SHORT EXERCISE:
Show every line where "image" occurs.

Records from a data collection:
--- START ---

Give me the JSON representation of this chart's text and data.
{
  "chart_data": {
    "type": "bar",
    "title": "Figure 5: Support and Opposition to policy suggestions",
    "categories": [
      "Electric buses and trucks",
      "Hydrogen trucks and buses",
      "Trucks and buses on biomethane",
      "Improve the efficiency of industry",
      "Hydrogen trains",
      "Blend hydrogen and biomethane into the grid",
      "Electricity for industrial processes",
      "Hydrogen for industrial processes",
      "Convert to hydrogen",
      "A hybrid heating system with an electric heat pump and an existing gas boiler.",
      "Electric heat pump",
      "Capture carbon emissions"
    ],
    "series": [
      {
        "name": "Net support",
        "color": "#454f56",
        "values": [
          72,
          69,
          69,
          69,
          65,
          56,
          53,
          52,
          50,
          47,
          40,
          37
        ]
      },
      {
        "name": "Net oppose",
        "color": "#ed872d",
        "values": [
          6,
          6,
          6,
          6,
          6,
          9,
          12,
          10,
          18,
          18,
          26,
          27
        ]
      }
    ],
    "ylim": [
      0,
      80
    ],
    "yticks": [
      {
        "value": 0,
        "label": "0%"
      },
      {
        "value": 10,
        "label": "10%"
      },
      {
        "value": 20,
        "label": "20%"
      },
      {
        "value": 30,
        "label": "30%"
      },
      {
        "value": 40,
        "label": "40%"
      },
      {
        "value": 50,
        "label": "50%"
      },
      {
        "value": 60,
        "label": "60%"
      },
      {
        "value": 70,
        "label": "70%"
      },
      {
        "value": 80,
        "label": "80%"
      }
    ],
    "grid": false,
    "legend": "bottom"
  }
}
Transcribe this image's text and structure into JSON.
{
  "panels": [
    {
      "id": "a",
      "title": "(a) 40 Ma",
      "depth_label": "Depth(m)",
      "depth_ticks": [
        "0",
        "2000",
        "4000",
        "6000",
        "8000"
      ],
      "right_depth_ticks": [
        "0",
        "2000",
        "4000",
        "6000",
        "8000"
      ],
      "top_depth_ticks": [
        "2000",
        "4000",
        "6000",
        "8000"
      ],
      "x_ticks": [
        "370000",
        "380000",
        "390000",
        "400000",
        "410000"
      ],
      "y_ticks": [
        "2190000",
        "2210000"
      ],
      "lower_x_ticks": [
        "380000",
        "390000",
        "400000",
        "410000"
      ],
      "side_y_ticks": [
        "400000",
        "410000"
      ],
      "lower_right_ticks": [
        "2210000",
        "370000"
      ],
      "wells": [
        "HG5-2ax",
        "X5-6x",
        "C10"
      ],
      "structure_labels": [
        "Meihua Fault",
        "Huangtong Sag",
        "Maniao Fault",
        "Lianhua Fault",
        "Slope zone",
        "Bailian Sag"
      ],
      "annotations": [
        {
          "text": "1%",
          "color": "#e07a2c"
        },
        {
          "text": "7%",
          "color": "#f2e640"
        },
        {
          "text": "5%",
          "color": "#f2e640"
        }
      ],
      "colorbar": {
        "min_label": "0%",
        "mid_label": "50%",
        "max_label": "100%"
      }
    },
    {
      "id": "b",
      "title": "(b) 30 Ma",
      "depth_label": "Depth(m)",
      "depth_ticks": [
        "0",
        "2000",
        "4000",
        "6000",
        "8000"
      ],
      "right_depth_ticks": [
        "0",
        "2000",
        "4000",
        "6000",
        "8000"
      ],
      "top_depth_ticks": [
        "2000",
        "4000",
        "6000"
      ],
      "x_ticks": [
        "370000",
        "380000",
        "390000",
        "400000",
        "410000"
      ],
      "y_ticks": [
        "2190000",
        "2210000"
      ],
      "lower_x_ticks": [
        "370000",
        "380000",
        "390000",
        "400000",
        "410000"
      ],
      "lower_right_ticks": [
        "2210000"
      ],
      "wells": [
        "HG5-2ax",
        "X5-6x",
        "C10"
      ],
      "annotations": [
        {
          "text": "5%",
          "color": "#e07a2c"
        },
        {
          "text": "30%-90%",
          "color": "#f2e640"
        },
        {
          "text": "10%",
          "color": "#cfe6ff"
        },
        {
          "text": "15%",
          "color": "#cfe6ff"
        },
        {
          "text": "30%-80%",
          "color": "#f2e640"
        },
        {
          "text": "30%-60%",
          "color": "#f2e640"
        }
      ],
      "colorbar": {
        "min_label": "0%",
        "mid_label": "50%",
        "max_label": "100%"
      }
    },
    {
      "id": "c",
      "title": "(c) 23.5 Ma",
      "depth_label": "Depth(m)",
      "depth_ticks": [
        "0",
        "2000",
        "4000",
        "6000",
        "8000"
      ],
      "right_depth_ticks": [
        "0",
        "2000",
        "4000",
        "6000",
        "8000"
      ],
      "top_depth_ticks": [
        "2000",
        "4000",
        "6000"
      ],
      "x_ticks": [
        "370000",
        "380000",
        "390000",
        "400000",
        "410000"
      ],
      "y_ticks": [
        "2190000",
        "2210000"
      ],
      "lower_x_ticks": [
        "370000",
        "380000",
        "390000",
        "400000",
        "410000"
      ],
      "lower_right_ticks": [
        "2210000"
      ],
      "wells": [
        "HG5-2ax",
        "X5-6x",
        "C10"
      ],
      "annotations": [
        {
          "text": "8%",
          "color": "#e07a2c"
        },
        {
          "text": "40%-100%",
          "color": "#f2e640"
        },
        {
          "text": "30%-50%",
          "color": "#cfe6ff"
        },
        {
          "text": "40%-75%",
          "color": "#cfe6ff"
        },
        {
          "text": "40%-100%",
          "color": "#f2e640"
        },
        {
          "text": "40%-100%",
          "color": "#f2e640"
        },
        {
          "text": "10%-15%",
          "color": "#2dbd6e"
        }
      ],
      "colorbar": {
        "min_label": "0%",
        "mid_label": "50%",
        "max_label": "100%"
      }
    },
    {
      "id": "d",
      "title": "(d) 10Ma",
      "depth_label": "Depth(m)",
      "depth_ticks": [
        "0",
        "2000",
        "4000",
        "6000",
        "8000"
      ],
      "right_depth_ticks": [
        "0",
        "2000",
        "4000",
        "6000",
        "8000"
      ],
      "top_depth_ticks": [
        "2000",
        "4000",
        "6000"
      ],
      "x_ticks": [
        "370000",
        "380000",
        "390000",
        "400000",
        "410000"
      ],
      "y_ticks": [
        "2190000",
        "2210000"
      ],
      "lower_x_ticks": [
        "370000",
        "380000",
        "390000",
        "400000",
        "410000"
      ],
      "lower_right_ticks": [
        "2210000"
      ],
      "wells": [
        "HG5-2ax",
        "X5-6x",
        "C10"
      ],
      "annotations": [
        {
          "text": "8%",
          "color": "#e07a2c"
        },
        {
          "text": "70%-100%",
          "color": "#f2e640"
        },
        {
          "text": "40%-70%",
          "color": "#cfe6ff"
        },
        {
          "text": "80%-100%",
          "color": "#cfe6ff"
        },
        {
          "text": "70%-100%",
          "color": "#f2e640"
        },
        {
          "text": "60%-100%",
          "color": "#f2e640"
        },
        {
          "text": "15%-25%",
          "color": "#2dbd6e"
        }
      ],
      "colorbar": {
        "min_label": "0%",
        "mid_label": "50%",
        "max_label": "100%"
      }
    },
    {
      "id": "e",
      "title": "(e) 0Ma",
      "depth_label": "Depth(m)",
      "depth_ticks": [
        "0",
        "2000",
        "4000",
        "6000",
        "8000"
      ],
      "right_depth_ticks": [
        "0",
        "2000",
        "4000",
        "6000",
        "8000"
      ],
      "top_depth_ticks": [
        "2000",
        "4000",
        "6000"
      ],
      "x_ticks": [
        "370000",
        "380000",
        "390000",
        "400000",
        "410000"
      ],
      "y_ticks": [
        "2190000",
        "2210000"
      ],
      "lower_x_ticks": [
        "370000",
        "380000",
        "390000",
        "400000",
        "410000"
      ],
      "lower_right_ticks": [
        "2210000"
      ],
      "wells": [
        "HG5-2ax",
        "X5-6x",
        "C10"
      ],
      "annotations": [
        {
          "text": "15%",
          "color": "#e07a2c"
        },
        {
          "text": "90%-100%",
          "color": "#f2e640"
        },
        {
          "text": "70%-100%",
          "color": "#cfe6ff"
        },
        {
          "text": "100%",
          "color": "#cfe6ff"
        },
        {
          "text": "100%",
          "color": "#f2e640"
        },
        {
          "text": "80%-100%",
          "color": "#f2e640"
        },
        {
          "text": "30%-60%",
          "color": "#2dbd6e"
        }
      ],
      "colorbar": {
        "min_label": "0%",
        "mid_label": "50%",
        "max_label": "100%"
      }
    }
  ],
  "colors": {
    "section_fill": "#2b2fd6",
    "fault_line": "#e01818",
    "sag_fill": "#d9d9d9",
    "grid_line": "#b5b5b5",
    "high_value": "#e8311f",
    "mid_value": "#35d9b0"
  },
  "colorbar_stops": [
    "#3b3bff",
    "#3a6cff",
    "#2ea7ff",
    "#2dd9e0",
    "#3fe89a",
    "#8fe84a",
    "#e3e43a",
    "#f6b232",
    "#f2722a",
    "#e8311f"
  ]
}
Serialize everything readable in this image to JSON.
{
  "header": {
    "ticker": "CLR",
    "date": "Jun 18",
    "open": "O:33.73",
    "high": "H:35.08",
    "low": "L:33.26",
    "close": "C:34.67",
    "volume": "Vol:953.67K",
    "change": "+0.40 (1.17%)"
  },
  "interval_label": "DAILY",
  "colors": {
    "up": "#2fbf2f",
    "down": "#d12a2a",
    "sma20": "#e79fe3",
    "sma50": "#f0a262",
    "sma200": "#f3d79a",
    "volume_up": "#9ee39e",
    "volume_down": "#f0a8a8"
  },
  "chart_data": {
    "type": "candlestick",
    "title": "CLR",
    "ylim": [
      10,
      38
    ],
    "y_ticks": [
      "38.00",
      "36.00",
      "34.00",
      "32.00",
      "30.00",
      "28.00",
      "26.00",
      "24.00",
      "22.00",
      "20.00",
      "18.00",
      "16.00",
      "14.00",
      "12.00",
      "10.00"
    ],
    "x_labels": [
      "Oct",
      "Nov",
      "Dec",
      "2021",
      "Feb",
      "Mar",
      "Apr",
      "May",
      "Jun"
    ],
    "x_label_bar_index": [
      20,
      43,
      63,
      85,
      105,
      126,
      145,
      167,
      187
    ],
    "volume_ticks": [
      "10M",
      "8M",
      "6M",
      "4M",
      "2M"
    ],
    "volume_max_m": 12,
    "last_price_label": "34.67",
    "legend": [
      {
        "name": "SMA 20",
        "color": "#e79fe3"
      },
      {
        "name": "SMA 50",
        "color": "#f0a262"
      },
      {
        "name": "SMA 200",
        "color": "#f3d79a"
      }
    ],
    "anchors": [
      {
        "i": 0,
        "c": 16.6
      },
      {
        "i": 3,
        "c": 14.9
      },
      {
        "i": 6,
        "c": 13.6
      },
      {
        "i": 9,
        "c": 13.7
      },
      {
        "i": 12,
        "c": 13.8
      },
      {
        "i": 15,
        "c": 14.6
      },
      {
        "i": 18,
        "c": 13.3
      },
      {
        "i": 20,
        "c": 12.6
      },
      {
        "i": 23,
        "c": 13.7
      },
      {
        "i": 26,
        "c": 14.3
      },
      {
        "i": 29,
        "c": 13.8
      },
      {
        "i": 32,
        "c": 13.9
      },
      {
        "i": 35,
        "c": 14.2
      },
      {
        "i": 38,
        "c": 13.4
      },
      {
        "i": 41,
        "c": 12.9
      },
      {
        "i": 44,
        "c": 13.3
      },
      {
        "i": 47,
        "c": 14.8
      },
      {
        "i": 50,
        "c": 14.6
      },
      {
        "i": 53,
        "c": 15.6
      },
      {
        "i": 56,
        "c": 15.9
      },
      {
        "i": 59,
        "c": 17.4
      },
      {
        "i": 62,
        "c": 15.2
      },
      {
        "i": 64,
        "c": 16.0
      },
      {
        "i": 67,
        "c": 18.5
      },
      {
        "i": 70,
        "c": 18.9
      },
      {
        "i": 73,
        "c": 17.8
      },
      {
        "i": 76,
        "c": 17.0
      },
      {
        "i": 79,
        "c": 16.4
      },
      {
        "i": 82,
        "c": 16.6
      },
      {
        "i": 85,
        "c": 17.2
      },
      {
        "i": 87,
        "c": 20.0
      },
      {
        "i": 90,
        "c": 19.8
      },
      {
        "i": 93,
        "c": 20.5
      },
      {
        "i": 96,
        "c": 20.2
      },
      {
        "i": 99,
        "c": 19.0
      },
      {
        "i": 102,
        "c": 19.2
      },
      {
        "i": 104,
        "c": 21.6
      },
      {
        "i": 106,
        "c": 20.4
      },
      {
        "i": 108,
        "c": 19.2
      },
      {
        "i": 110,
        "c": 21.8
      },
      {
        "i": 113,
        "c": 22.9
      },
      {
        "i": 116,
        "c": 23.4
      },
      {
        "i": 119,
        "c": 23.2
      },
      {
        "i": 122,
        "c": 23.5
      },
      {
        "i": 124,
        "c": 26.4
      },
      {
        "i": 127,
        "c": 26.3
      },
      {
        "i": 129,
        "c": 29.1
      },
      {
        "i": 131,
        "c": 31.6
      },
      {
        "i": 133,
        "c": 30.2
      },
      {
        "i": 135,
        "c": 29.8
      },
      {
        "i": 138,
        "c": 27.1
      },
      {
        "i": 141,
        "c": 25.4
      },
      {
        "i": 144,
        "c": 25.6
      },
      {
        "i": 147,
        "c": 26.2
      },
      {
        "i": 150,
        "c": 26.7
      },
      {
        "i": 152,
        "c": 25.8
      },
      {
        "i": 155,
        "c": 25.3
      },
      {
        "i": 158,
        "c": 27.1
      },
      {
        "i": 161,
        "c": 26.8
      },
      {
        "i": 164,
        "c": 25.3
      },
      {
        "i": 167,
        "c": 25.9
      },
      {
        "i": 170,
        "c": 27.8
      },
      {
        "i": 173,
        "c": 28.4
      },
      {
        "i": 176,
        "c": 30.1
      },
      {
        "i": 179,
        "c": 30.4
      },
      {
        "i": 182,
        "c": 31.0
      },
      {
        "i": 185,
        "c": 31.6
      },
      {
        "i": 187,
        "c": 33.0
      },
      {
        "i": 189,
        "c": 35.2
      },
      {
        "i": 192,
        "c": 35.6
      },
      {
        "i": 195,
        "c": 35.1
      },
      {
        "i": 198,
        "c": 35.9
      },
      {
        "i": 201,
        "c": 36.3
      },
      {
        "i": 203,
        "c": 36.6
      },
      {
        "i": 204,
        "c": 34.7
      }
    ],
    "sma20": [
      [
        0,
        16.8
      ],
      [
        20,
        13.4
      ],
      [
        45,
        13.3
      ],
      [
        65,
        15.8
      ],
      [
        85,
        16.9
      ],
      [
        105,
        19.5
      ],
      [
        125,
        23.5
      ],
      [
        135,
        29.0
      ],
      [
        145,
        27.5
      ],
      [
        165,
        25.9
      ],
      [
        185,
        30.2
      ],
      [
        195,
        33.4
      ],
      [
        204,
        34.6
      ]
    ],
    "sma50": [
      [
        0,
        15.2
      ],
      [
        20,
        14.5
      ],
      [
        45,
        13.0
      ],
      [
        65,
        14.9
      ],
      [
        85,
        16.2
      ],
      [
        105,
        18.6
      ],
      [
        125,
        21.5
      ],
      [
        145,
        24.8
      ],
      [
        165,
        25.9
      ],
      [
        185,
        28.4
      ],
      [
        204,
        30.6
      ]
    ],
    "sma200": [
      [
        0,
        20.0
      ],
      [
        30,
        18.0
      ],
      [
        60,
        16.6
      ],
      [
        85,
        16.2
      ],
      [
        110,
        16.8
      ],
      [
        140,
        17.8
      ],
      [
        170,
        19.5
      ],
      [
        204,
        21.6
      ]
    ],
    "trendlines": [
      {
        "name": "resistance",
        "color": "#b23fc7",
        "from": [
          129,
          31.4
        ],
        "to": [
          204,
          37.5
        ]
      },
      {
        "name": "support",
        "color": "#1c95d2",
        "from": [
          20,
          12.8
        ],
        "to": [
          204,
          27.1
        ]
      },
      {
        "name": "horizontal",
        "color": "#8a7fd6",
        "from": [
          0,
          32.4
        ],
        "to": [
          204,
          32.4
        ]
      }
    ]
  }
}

--- END ---

TASK RESPONSE:
Transcribe this image's text and structure into JSON.
Serialize everything readable in this image to JSON.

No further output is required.